======== PROVIDED DATA ========

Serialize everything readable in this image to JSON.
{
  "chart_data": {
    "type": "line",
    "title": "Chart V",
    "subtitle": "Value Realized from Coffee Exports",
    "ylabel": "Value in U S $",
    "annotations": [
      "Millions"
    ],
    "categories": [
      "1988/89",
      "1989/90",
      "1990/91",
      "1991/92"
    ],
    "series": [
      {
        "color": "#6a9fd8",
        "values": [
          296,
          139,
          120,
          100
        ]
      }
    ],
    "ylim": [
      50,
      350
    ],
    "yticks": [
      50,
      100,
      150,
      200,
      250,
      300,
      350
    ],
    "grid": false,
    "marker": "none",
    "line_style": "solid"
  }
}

========
======== PROVIDED DATA ========

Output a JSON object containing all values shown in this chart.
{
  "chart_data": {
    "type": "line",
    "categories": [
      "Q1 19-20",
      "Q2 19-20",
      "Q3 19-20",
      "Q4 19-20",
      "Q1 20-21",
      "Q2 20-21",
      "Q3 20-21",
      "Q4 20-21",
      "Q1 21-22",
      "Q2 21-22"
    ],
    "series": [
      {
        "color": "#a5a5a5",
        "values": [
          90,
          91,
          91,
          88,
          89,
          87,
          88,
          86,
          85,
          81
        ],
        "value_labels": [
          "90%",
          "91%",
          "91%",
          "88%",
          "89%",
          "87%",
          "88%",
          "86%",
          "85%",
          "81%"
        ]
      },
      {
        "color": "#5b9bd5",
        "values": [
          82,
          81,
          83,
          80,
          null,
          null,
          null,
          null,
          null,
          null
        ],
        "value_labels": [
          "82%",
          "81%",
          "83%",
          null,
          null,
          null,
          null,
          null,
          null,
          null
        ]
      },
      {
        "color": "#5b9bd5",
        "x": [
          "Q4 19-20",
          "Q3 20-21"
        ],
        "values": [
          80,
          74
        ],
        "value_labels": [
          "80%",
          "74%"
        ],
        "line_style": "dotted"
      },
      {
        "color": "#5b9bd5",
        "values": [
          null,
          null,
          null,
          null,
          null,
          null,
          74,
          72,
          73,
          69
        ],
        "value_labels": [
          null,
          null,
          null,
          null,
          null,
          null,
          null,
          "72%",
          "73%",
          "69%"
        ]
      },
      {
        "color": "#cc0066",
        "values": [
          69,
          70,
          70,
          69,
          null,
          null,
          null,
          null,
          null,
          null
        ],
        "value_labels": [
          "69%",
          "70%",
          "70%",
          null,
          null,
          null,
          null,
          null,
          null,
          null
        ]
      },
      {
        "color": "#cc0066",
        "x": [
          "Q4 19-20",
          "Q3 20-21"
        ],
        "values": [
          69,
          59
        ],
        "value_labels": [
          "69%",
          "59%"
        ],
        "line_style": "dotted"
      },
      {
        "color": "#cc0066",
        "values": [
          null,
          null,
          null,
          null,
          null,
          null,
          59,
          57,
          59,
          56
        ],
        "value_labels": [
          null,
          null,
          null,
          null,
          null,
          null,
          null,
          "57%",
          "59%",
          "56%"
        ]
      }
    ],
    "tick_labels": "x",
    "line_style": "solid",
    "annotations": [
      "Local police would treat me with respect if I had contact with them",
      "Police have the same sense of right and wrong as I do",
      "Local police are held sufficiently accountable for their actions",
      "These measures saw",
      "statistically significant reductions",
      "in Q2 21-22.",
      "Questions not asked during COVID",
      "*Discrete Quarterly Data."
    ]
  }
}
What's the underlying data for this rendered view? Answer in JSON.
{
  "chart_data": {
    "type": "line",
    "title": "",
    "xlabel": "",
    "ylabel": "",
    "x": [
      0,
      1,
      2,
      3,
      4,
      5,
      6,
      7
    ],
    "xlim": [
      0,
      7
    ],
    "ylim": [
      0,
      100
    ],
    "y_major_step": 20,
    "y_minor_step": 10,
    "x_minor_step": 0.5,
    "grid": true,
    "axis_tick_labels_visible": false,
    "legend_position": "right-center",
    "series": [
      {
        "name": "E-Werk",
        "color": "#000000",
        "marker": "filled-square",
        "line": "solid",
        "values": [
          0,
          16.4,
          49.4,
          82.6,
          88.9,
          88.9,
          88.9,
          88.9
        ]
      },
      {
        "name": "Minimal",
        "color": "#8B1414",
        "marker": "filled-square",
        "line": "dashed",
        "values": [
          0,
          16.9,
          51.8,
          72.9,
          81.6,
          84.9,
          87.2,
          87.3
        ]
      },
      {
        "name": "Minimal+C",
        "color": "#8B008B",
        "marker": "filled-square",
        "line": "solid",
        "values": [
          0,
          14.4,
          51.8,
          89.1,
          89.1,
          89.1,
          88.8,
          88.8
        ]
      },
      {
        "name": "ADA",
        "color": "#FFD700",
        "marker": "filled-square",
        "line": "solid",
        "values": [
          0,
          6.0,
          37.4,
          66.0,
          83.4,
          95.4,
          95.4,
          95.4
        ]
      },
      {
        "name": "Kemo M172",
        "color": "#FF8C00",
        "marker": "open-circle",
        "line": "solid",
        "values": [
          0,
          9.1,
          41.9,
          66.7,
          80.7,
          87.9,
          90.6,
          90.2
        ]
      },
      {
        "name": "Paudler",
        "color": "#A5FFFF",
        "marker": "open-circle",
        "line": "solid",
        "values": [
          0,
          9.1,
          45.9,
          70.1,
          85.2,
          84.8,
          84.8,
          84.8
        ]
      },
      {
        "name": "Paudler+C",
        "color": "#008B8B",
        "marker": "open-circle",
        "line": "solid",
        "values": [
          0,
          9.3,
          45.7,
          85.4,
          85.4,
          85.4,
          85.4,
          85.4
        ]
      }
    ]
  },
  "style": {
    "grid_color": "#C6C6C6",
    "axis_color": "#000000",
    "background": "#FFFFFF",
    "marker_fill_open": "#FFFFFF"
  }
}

========

Extract all lines of the records above that include "JSON".

• OUTPUT FOR THIS TASK:
Serialize everything readable in this image to JSON.
Output a JSON object containing all values shown in this chart.
What's the underlying data for this rendered view? Answer in JSON.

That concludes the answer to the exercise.